Exercise objective →
Lift out all lines below that contain "дополнительных".

Task input →

[start]

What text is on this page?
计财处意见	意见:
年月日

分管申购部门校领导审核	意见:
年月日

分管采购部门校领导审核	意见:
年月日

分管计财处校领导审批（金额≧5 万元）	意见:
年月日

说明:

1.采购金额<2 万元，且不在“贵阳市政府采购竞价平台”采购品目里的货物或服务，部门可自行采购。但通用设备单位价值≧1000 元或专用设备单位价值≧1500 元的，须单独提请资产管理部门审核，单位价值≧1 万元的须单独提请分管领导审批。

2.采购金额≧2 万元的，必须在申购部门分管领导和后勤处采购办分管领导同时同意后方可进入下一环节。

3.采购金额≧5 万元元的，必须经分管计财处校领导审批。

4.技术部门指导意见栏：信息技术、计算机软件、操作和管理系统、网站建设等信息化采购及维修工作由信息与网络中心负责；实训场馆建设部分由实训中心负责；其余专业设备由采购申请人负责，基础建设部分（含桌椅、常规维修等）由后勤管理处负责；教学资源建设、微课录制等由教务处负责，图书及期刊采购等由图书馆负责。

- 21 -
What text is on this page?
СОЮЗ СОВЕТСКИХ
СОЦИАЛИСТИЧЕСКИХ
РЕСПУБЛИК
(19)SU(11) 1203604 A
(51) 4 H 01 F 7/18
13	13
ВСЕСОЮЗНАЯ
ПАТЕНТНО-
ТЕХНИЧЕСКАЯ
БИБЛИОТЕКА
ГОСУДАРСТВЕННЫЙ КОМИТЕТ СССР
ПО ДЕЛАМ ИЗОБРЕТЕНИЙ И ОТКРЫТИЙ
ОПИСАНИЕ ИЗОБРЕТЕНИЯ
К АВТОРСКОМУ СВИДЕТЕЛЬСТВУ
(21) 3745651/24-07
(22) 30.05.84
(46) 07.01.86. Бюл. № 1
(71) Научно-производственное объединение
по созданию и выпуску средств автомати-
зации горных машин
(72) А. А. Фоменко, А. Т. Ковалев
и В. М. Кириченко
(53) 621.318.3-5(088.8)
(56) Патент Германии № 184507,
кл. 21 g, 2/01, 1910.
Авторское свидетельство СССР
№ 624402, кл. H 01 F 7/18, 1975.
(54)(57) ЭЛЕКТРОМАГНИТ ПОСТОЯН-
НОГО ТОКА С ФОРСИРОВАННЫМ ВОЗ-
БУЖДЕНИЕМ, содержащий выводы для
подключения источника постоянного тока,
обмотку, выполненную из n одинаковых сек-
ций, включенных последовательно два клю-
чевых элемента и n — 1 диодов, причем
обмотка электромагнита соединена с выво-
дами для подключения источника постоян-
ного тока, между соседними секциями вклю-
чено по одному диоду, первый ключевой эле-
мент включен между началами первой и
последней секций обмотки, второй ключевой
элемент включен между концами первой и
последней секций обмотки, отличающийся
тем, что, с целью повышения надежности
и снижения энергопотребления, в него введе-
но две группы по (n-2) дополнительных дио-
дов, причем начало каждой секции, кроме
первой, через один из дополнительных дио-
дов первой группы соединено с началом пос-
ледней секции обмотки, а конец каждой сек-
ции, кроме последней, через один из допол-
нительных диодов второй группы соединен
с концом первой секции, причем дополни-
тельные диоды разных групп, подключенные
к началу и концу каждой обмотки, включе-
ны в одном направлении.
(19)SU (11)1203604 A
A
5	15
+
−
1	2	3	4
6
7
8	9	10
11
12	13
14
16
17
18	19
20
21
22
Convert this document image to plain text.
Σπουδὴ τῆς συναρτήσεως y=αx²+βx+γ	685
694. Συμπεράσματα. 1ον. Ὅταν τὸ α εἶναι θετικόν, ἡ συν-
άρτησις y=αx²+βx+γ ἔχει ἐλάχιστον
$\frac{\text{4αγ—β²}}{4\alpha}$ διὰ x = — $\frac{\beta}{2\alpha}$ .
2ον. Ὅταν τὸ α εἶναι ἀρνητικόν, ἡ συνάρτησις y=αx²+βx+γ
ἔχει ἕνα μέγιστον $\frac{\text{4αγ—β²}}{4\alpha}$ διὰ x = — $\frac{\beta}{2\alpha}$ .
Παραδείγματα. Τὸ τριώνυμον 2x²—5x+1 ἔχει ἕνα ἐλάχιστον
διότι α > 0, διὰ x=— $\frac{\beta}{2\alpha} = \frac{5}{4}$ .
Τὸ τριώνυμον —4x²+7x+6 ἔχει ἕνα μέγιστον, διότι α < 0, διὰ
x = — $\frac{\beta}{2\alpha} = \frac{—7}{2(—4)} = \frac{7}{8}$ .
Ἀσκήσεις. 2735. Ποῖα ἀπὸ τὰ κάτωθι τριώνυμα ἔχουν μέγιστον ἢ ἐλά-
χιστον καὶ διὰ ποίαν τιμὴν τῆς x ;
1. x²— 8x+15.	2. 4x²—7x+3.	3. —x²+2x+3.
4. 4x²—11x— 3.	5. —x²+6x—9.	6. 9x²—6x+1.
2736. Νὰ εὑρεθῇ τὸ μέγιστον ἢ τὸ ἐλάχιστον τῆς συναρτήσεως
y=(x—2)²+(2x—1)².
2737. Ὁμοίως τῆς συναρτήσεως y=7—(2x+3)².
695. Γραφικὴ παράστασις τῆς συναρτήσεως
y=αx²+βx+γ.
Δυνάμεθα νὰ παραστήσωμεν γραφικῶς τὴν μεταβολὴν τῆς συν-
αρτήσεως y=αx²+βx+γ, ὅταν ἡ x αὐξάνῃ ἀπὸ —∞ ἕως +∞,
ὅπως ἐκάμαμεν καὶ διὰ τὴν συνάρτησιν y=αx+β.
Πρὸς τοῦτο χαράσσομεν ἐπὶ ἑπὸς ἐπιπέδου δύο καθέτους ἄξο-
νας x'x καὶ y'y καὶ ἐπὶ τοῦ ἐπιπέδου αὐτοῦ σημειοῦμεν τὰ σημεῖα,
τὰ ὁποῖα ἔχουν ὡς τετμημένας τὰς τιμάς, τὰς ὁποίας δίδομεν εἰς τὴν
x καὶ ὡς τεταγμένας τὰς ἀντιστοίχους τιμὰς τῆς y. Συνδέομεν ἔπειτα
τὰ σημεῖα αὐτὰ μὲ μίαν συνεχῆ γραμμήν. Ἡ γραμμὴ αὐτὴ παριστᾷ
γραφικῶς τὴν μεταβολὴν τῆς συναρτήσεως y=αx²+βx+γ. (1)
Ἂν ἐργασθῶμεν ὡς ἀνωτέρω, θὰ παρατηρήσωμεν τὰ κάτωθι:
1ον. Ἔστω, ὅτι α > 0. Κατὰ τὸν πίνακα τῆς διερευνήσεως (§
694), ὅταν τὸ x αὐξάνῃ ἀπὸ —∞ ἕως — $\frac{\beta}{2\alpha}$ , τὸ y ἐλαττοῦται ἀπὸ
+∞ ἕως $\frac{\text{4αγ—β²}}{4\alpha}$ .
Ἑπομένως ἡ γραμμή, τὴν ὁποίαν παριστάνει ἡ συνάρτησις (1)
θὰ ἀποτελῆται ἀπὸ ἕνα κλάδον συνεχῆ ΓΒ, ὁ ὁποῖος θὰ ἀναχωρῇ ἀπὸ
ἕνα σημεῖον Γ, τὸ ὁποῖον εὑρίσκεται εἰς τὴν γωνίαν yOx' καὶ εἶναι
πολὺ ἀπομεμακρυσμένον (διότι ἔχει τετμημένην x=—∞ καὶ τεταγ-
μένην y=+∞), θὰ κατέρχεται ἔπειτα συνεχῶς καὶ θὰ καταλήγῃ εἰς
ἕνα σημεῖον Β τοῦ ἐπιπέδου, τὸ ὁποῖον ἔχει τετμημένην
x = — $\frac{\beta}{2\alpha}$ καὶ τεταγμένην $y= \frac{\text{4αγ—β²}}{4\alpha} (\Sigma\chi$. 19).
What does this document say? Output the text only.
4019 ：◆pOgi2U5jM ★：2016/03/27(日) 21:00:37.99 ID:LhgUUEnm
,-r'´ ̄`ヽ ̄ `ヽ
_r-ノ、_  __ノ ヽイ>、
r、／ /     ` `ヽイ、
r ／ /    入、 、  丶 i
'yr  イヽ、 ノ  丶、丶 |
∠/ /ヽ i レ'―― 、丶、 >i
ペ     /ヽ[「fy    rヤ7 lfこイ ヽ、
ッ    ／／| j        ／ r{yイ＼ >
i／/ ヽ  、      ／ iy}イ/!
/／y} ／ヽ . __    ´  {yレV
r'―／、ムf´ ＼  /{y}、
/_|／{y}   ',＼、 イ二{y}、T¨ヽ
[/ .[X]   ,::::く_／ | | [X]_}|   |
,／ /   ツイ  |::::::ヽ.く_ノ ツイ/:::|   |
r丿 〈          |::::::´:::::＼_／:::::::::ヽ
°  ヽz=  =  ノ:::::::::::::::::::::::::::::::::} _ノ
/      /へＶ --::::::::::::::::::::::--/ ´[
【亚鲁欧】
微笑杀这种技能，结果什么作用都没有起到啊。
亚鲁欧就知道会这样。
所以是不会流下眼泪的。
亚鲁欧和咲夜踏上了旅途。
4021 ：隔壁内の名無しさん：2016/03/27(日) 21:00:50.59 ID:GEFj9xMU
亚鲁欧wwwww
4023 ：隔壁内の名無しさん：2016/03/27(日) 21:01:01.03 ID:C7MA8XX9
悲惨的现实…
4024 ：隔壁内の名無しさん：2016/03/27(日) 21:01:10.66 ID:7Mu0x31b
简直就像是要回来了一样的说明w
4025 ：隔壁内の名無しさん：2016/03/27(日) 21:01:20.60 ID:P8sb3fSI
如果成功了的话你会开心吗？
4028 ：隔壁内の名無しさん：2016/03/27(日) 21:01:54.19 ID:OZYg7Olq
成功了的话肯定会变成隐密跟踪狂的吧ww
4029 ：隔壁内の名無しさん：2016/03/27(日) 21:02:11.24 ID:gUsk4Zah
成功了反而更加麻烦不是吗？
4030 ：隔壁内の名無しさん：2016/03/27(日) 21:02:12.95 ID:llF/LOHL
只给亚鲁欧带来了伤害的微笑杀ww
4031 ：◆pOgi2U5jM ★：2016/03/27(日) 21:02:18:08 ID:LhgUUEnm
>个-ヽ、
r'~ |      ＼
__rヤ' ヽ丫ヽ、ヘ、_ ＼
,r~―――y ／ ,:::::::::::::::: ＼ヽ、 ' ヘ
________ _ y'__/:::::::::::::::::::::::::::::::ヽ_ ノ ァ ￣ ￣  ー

[end]

The response →
но две группы по (n-2) дополнительных дио-
первой, через один из дополнительных дио-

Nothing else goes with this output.